> **Do this**: Make an exact copy of all the entries below, with the pictures left out.

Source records
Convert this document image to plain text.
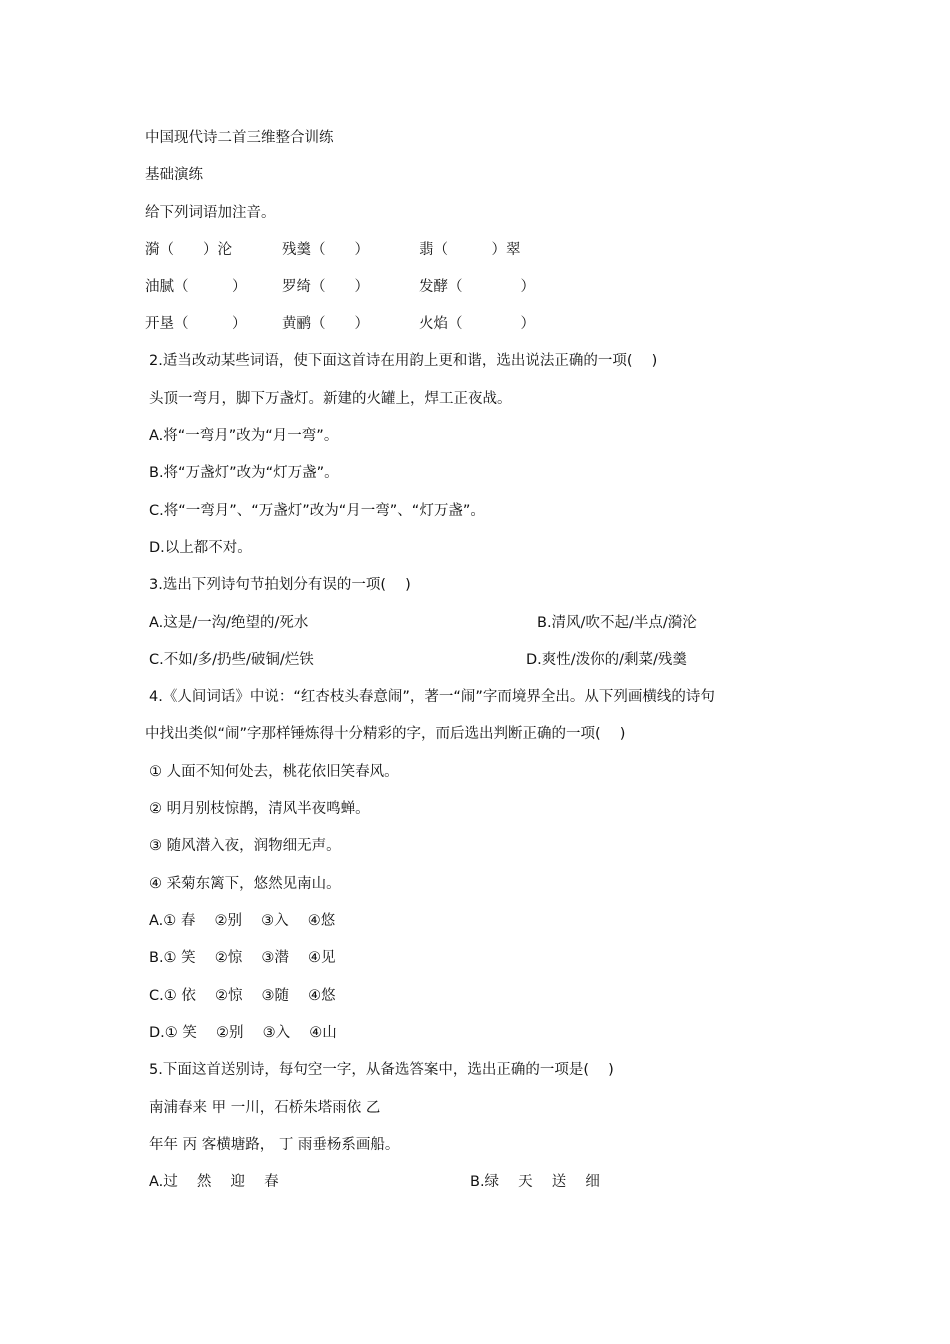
中国现代诗二首三维整合训练
基础演练
给下列词语加注音。
漪（　　）沦	残羹（　　）	翡（　　　）翠
油腻（　　　） 罗绮（　　）	发酵（　　　　）
开垦（　　　） 黄鹂（　　）	火焰（　　　　）
2.适当改动某些词语，使下面这首诗在用韵上更和谐，选出说法正确的一项(　 )
头顶一弯月，脚下万盏灯。新建的火罐上，焊工正夜战。
A.将“一弯月”改为“月一弯”。
B.将“万盏灯”改为“灯万盏”。
C.将“一弯月”、“万盏灯”改为“月一弯”、“灯万盏”。
D.以上都不对。
3.选出下列诗句节拍划分有误的一项(　 )
A.这是/一沟/绝望的/死水	B.清风/吹不起/半点/漪沦
C.不如/多/扔些/破铜/烂铁	D.爽性/泼你的/剩菜/残羹
4.《人间词话》中说：“红杏枝头春意闹”，著一“闹”字而境界全出。从下列画横线的诗句
中找出类似“闹”字那样锤炼得十分精彩的字，而后选出判断正确的一项(　 )
① 人面不知何处去，桃花依旧笑春风。
② 明月别枝惊鹊，清风半夜鸣蝉。
③ 随风潜入夜，润物细无声。
④ 采菊东篱下，悠然见南山。
A.① 春　 ②别　 ③入　 ④悠
B.① 笑　 ②惊　 ③潜　 ④见
C.① 依　 ②惊　 ③随　 ④悠
D.① 笑　 ②别　 ③入　 ④山
5.下面这首送别诗，每句空一字，从备选答案中，选出正确的一项是(　 )
南浦春来 甲 一川，石桥朱塔雨依 乙
年年 丙 客横塘路， 丁 雨垂杨系画船。
A.过　 然　 迎　 春	B.绿　 天　 送　 细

> **Result of the task**:
Convert this document image to plain text.
中国现代诗二首三维整合训练
基础演练
给下列词语加注音。
漪（　　）沦	残羹（　　）	翡（　　　）翠
油腻（　　　） 罗绮（　　）	发酵（　　　　）
开垦（　　　） 黄鹂（　　）	火焰（　　　　）
2.适当改动某些词语，使下面这首诗在用韵上更和谐，选出说法正确的一项(　 )
头顶一弯月，脚下万盏灯。新建的火罐上，焊工正夜战。
A.将“一弯月”改为“月一弯”。
B.将“万盏灯”改为“灯万盏”。
C.将“一弯月”、“万盏灯”改为“月一弯”、“灯万盏”。
D.以上都不对。
3.选出下列诗句节拍划分有误的一项(　 )
A.这是/一沟/绝望的/死水	B.清风/吹不起/半点/漪沦
C.不如/多/扔些/破铜/烂铁	D.爽性/泼你的/剩菜/残羹
4.《人间词话》中说：“红杏枝头春意闹”，著一“闹”字而境界全出。从下列画横线的诗句
中找出类似“闹”字那样锤炼得十分精彩的字，而后选出判断正确的一项(　 )
① 人面不知何处去，桃花依旧笑春风。
② 明月别枝惊鹊，清风半夜鸣蝉。
③ 随风潜入夜，润物细无声。
④ 采菊东篱下，悠然见南山。
A.① 春　 ②别　 ③入　 ④悠
B.① 笑　 ②惊　 ③潜　 ④见
C.① 依　 ②惊　 ③随　 ④悠
D.① 笑　 ②别　 ③入　 ④山
5.下面这首送别诗，每句空一字，从备选答案中，选出正确的一项是(　 )
南浦春来 甲 一川，石桥朱塔雨依 乙
年年 丙 客横塘路， 丁 雨垂杨系画船。
A.过　 然　 迎　 春	B.绿　 天　 送　 细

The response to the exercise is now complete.